» Given exercise
Locate the lines that hold the string "aplicable". Copy every such line.

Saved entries
──────────
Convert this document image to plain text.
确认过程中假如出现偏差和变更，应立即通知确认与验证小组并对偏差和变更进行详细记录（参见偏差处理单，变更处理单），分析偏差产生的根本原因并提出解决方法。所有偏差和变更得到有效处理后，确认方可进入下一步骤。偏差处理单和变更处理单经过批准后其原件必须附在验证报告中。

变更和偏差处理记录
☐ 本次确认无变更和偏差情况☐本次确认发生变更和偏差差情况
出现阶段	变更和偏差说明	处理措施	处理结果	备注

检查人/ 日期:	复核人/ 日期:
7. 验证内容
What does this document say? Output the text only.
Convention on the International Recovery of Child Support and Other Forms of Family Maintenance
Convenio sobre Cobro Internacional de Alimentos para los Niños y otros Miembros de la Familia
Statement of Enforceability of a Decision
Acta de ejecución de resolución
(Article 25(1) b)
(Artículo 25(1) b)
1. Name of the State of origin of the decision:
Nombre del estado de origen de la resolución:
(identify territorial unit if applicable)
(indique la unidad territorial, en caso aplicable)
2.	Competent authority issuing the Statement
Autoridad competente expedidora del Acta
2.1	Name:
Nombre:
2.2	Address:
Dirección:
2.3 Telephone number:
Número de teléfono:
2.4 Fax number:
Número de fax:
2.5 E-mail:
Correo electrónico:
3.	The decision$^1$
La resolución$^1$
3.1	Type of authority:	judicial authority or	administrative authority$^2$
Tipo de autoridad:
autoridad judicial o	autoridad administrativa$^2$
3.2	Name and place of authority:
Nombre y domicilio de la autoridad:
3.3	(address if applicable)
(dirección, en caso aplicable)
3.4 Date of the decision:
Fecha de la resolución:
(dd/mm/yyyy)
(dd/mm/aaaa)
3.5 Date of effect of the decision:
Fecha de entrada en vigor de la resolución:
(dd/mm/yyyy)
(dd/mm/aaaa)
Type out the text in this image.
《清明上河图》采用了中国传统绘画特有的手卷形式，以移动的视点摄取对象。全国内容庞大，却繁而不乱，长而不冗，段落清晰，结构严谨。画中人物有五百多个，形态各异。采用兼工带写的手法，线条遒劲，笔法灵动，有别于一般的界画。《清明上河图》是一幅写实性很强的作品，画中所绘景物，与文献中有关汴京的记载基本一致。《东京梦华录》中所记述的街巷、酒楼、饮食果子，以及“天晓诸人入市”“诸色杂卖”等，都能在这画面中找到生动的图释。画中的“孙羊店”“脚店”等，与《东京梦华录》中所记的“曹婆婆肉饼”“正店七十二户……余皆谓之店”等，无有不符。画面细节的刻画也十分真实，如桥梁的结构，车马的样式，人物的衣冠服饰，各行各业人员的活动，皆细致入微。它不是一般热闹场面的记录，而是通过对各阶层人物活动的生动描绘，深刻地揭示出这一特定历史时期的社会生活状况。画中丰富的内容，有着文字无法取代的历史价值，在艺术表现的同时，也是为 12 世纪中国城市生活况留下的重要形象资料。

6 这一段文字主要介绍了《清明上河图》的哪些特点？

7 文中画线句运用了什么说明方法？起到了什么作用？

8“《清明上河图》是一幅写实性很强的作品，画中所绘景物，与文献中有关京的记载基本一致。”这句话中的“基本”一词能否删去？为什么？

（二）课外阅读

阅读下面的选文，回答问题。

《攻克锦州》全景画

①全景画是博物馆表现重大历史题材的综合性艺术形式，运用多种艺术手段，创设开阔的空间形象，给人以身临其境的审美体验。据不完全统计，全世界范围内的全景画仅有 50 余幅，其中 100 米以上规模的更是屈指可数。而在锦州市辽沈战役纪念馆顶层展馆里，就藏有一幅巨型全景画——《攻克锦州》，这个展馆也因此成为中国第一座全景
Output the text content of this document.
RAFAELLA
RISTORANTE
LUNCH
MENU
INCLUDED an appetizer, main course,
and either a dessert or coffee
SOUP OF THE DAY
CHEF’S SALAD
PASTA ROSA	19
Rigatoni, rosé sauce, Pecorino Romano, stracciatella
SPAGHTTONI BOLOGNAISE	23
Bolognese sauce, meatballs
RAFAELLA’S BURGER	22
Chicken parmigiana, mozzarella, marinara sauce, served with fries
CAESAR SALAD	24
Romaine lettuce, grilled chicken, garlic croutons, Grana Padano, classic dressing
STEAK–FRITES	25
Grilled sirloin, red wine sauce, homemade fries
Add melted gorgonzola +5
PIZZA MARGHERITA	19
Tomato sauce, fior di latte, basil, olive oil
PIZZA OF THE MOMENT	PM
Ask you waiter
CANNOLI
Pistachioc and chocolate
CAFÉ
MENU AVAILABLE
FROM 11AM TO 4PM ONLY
──────────
» The completed task
(indique la unidad territorial, en caso aplicable)
(dirección, en caso aplicable)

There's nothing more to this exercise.